## Task directions
Every record here needs to be written out again exactly.

--------------------

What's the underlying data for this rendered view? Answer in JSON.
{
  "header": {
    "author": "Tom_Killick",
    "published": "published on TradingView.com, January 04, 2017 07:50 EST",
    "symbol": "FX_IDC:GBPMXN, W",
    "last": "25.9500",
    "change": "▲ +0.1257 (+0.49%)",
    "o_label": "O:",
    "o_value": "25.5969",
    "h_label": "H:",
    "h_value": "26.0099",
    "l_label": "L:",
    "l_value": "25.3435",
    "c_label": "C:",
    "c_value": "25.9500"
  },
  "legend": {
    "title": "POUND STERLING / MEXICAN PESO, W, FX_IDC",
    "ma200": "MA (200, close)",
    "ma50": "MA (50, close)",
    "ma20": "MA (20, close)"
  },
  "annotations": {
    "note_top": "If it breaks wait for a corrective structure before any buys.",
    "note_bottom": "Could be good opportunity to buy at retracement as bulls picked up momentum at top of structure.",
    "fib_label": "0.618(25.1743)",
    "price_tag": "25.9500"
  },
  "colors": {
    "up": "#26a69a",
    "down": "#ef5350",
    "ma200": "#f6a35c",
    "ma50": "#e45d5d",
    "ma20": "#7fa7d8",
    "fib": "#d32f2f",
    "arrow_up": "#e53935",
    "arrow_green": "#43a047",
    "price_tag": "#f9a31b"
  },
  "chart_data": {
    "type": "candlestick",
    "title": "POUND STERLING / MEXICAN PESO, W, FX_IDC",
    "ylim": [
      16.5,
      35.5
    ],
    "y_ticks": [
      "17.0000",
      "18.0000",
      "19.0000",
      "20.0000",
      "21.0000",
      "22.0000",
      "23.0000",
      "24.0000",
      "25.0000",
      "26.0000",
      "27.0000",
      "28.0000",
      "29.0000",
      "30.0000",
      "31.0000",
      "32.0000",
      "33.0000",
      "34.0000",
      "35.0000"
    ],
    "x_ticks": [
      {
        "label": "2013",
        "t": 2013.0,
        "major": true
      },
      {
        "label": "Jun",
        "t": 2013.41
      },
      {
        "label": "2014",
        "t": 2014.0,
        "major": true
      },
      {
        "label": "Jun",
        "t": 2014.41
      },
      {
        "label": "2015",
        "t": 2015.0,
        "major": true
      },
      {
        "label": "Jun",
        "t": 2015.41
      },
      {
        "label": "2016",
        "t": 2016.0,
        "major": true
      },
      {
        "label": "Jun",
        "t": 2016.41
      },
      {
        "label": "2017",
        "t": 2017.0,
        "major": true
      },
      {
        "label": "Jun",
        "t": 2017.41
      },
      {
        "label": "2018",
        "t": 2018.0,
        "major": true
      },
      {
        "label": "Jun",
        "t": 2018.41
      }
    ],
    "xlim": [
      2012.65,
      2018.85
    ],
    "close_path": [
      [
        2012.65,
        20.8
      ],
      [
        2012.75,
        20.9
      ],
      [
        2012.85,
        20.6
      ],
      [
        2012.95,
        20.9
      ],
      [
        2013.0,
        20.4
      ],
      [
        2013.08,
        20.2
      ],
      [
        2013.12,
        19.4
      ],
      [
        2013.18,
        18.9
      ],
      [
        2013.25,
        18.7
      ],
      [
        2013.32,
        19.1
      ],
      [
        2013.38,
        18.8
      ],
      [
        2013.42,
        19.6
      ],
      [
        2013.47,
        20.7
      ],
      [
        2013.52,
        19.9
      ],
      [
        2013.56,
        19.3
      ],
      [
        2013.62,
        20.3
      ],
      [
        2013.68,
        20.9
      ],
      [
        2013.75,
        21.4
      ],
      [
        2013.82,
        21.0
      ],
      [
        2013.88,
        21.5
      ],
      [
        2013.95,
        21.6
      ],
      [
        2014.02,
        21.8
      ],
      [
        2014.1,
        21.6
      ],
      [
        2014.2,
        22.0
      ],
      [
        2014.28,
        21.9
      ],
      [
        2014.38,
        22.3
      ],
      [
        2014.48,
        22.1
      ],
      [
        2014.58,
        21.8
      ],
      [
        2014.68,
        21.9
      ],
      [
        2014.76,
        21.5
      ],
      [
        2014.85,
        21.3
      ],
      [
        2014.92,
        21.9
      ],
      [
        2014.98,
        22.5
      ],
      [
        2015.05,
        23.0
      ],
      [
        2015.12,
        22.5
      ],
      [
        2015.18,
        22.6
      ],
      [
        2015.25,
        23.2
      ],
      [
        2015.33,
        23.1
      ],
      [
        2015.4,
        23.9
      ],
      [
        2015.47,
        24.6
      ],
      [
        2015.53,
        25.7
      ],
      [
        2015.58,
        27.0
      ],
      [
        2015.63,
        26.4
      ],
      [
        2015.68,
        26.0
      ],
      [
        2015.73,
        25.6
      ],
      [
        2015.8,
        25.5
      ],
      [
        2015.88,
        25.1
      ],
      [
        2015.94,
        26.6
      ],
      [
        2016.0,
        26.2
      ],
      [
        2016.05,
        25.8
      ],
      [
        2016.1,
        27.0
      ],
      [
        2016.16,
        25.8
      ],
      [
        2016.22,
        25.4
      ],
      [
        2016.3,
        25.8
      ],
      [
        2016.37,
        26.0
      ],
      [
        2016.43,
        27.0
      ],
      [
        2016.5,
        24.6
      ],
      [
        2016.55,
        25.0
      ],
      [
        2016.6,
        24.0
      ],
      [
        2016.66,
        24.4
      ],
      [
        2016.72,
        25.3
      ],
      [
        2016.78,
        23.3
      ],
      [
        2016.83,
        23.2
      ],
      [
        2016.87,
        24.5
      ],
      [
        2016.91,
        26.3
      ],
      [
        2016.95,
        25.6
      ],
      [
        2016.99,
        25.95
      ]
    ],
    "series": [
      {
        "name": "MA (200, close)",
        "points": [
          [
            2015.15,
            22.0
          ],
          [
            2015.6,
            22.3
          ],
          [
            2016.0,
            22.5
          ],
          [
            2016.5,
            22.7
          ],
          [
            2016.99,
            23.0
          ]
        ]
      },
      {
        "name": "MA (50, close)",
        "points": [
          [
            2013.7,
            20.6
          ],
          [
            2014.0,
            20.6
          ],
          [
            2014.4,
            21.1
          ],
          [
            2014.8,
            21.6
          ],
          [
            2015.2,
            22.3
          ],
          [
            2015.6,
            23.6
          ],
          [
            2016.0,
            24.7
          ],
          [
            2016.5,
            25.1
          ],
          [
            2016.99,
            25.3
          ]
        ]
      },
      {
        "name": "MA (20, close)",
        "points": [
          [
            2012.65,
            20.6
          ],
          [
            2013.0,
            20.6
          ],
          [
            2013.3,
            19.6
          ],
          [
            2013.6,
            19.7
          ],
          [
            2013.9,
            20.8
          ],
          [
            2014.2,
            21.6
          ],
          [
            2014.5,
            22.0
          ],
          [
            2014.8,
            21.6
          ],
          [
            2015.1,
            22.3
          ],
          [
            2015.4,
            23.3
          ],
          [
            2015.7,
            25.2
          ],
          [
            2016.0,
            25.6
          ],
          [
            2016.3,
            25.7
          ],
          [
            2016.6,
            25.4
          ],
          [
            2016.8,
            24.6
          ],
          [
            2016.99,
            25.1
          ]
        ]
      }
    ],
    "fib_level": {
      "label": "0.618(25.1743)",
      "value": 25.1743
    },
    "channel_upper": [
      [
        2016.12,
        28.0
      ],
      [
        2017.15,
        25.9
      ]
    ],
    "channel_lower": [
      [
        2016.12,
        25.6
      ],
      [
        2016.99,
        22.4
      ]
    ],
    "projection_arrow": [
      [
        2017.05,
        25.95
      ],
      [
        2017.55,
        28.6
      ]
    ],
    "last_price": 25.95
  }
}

--------------------

## Solution to the problem
What's the underlying data for this rendered view? Answer in JSON.
{
  "header": {
    "author": "Tom_Killick",
    "published": "published on TradingView.com, January 04, 2017 07:50 EST",
    "symbol": "FX_IDC:GBPMXN, W",
    "last": "25.9500",
    "change": "▲ +0.1257 (+0.49%)",
    "o_label": "O:",
    "o_value": "25.5969",
    "h_label": "H:",
    "h_value": "26.0099",
    "l_label": "L:",
    "l_value": "25.3435",
    "c_label": "C:",
    "c_value": "25.9500"
  },
  "legend": {
    "title": "POUND STERLING / MEXICAN PESO, W, FX_IDC",
    "ma200": "MA (200, close)",
    "ma50": "MA (50, close)",
    "ma20": "MA (20, close)"
  },
  "annotations": {
    "note_top": "If it breaks wait for a corrective structure before any buys.",
    "note_bottom": "Could be good opportunity to buy at retracement as bulls picked up momentum at top of structure.",
    "fib_label": "0.618(25.1743)",
    "price_tag": "25.9500"
  },
  "colors": {
    "up": "#26a69a",
    "down": "#ef5350",
    "ma200": "#f6a35c",
    "ma50": "#e45d5d",
    "ma20": "#7fa7d8",
    "fib": "#d32f2f",
    "arrow_up": "#e53935",
    "arrow_green": "#43a047",
    "price_tag": "#f9a31b"
  },
  "chart_data": {
    "type": "candlestick",
    "title": "POUND STERLING / MEXICAN PESO, W, FX_IDC",
    "ylim": [
      16.5,
      35.5
    ],
    "y_ticks": [
      "17.0000",
      "18.0000",
      "19.0000",
      "20.0000",
      "21.0000",
      "22.0000",
      "23.0000",
      "24.0000",
      "25.0000",
      "26.0000",
      "27.0000",
      "28.0000",
      "29.0000",
      "30.0000",
      "31.0000",
      "32.0000",
      "33.0000",
      "34.0000",
      "35.0000"
    ],
    "x_ticks": [
      {
        "label": "2013",
        "t": 2013.0,
        "major": true
      },
      {
        "label": "Jun",
        "t": 2013.41
      },
      {
        "label": "2014",
        "t": 2014.0,
        "major": true
      },
      {
        "label": "Jun",
        "t": 2014.41
      },
      {
        "label": "2015",
        "t": 2015.0,
        "major": true
      },
      {
        "label": "Jun",
        "t": 2015.41
      },
      {
        "label": "2016",
        "t": 2016.0,
        "major": true
      },
      {
        "label": "Jun",
        "t": 2016.41
      },
      {
        "label": "2017",
        "t": 2017.0,
        "major": true
      },
      {
        "label": "Jun",
        "t": 2017.41
      },
      {
        "label": "2018",
        "t": 2018.0,
        "major": true
      },
      {
        "label": "Jun",
        "t": 2018.41
      }
    ],
    "xlim": [
      2012.65,
      2018.85
    ],
    "close_path": [
      [
        2012.65,
        20.8
      ],
      [
        2012.75,
        20.9
      ],
      [
        2012.85,
        20.6
      ],
      [
        2012.95,
        20.9
      ],
      [
        2013.0,
        20.4
      ],
      [
        2013.08,
        20.2
      ],
      [
        2013.12,
        19.4
      ],
      [
        2013.18,
        18.9
      ],
      [
        2013.25,
        18.7
      ],
      [
        2013.32,
        19.1
      ],
      [
        2013.38,
        18.8
      ],
      [
        2013.42,
        19.6
      ],
      [
        2013.47,
        20.7
      ],
      [
        2013.52,
        19.9
      ],
      [
        2013.56,
        19.3
      ],
      [
        2013.62,
        20.3
      ],
      [
        2013.68,
        20.9
      ],
      [
        2013.75,
        21.4
      ],
      [
        2013.82,
        21.0
      ],
      [
        2013.88,
        21.5
      ],
      [
        2013.95,
        21.6
      ],
      [
        2014.02,
        21.8
      ],
      [
        2014.1,
        21.6
      ],
      [
        2014.2,
        22.0
      ],
      [
        2014.28,
        21.9
      ],
      [
        2014.38,
        22.3
      ],
      [
        2014.48,
        22.1
      ],
      [
        2014.58,
        21.8
      ],
      [
        2014.68,
        21.9
      ],
      [
        2014.76,
        21.5
      ],
      [
        2014.85,
        21.3
      ],
      [
        2014.92,
        21.9
      ],
      [
        2014.98,
        22.5
      ],
      [
        2015.05,
        23.0
      ],
      [
        2015.12,
        22.5
      ],
      [
        2015.18,
        22.6
      ],
      [
        2015.25,
        23.2
      ],
      [
        2015.33,
        23.1
      ],
      [
        2015.4,
        23.9
      ],
      [
        2015.47,
        24.6
      ],
      [
        2015.53,
        25.7
      ],
      [
        2015.58,
        27.0
      ],
      [
        2015.63,
        26.4
      ],
      [
        2015.68,
        26.0
      ],
      [
        2015.73,
        25.6
      ],
      [
        2015.8,
        25.5
      ],
      [
        2015.88,
        25.1
      ],
      [
        2015.94,
        26.6
      ],
      [
        2016.0,
        26.2
      ],
      [
        2016.05,
        25.8
      ],
      [
        2016.1,
        27.0
      ],
      [
        2016.16,
        25.8
      ],
      [
        2016.22,
        25.4
      ],
      [
        2016.3,
        25.8
      ],
      [
        2016.37,
        26.0
      ],
      [
        2016.43,
        27.0
      ],
      [
        2016.5,
        24.6
      ],
      [
        2016.55,
        25.0
      ],
      [
        2016.6,
        24.0
      ],
      [
        2016.66,
        24.4
      ],
      [
        2016.72,
        25.3
      ],
      [
        2016.78,
        23.3
      ],
      [
        2016.83,
        23.2
      ],
      [
        2016.87,
        24.5
      ],
      [
        2016.91,
        26.3
      ],
      [
        2016.95,
        25.6
      ],
      [
        2016.99,
        25.95
      ]
    ],
    "series": [
      {
        "name": "MA (200, close)",
        "points": [
          [
            2015.15,
            22.0
          ],
          [
            2015.6,
            22.3
          ],
          [
            2016.0,
            22.5
          ],
          [
            2016.5,
            22.7
          ],
          [
            2016.99,
            23.0
          ]
        ]
      },
      {
        "name": "MA (50, close)",
        "points": [
          [
            2013.7,
            20.6
          ],
          [
            2014.0,
            20.6
          ],
          [
            2014.4,
            21.1
          ],
          [
            2014.8,
            21.6
          ],
          [
            2015.2,
            22.3
          ],
          [
            2015.6,
            23.6
          ],
          [
            2016.0,
            24.7
          ],
          [
            2016.5,
            25.1
          ],
          [
            2016.99,
            25.3
          ]
        ]
      },
      {
        "name": "MA (20, close)",
        "points": [
          [
            2012.65,
            20.6
          ],
          [
            2013.0,
            20.6
          ],
          [
            2013.3,
            19.6
          ],
          [
            2013.6,
            19.7
          ],
          [
            2013.9,
            20.8
          ],
          [
            2014.2,
            21.6
          ],
          [
            2014.5,
            22.0
          ],
          [
            2014.8,
            21.6
          ],
          [
            2015.1,
            22.3
          ],
          [
            2015.4,
            23.3
          ],
          [
            2015.7,
            25.2
          ],
          [
            2016.0,
            25.6
          ],
          [
            2016.3,
            25.7
          ],
          [
            2016.6,
            25.4
          ],
          [
            2016.8,
            24.6
          ],
          [
            2016.99,
            25.1
          ]
        ]
      }
    ],
    "fib_level": {
      "label": "0.618(25.1743)",
      "value": 25.1743
    },
    "channel_upper": [
      [
        2016.12,
        28.0
      ],
      [
        2017.15,
        25.9
      ]
    ],
    "channel_lower": [
      [
        2016.12,
        25.6
      ],
      [
        2016.99,
        22.4
      ]
    ],
    "projection_arrow": [
      [
        2017.05,
        25.95
      ],
      [
        2017.55,
        28.6
      ]
    ],
    "last_price": 25.95
  }
}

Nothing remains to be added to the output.